WRITTEN PROBLEM
Copy each record exactly as it reads, leaving out any pictures it holds.

RECORDS FOR THIS TASK
********

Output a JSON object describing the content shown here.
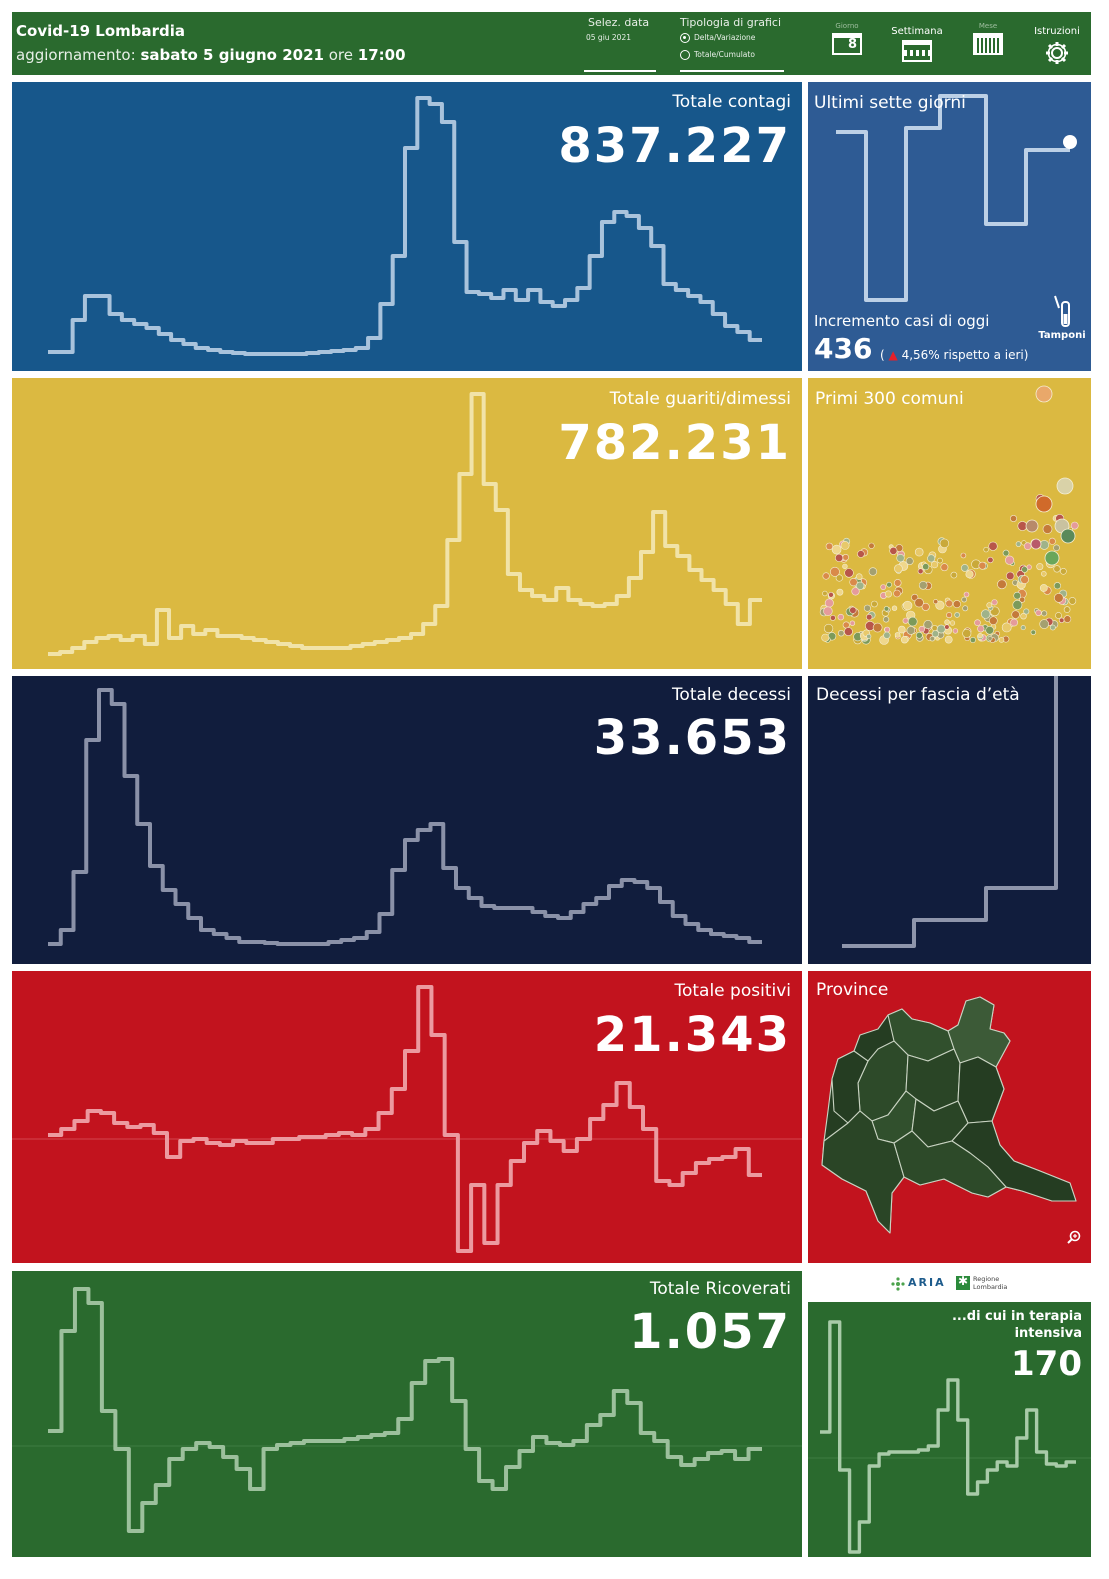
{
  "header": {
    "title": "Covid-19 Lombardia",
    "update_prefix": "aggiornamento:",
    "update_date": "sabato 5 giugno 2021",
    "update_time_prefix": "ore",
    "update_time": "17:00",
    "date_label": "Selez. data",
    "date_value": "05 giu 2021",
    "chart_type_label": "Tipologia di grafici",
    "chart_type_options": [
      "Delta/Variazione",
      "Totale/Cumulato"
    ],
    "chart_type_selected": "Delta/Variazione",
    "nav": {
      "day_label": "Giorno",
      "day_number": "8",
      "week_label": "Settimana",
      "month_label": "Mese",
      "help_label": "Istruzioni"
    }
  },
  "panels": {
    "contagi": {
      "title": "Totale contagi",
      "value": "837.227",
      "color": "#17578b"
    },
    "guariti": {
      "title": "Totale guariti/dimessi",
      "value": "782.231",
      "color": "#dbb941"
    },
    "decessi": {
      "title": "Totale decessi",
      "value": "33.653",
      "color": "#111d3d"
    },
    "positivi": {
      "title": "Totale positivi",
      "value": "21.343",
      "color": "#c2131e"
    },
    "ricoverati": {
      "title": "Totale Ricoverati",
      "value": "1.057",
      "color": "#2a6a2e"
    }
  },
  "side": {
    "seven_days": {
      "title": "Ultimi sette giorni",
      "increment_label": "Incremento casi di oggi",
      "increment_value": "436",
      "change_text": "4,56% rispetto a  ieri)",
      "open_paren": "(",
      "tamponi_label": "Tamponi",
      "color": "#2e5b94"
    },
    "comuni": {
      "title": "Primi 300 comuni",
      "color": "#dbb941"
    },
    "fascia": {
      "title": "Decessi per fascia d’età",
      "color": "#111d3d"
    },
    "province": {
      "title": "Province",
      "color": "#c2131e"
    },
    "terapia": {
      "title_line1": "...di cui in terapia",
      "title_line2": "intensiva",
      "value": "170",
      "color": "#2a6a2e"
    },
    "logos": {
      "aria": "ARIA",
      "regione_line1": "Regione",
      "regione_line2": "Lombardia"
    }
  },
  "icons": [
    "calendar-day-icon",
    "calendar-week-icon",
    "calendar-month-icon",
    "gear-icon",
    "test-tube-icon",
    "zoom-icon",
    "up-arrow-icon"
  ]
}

********

TASK OUTPUT
Output a JSON object describing the content shown here.
{
  "header": {
    "title": "Covid-19 Lombardia",
    "update_prefix": "aggiornamento:",
    "update_date": "sabato 5 giugno 2021",
    "update_time_prefix": "ore",
    "update_time": "17:00",
    "date_label": "Selez. data",
    "date_value": "05 giu 2021",
    "chart_type_label": "Tipologia di grafici",
    "chart_type_options": [
      "Delta/Variazione",
      "Totale/Cumulato"
    ],
    "chart_type_selected": "Delta/Variazione",
    "nav": {
      "day_label": "Giorno",
      "day_number": "8",
      "week_label": "Settimana",
      "month_label": "Mese",
      "help_label": "Istruzioni"
    }
  },
  "panels": {
    "contagi": {
      "title": "Totale contagi",
      "value": "837.227",
      "color": "#17578b"
    },
    "guariti": {
      "title": "Totale guariti/dimessi",
      "value": "782.231",
      "color": "#dbb941"
    },
    "decessi": {
      "title": "Totale decessi",
      "value": "33.653",
      "color": "#111d3d"
    },
    "positivi": {
      "title": "Totale positivi",
      "value": "21.343",
      "color": "#c2131e"
    },
    "ricoverati": {
      "title": "Totale Ricoverati",
      "value": "1.057",
      "color": "#2a6a2e"
    }
  },
  "side": {
    "seven_days": {
      "title": "Ultimi sette giorni",
      "increment_label": "Incremento casi di oggi",
      "increment_value": "436",
      "change_text": "4,56% rispetto a  ieri)",
      "open_paren": "(",
      "tamponi_label": "Tamponi",
      "color": "#2e5b94"
    },
    "comuni": {
      "title": "Primi 300 comuni",
      "color": "#dbb941"
    },
    "fascia": {
      "title": "Decessi per fascia d’età",
      "color": "#111d3d"
    },
    "province": {
      "title": "Province",
      "color": "#c2131e"
    },
    "terapia": {
      "title_line1": "...di cui in terapia",
      "title_line2": "intensiva",
      "value": "170",
      "color": "#2a6a2e"
    },
    "logos": {
      "aria": "ARIA",
      "regione_line1": "Regione",
      "regione_line2": "Lombardia"
    }
  },
  "icons": [
    "calendar-day-icon",
    "calendar-week-icon",
    "calendar-month-icon",
    "gear-icon",
    "test-tube-icon",
    "zoom-icon",
    "up-arrow-icon"
  ]
}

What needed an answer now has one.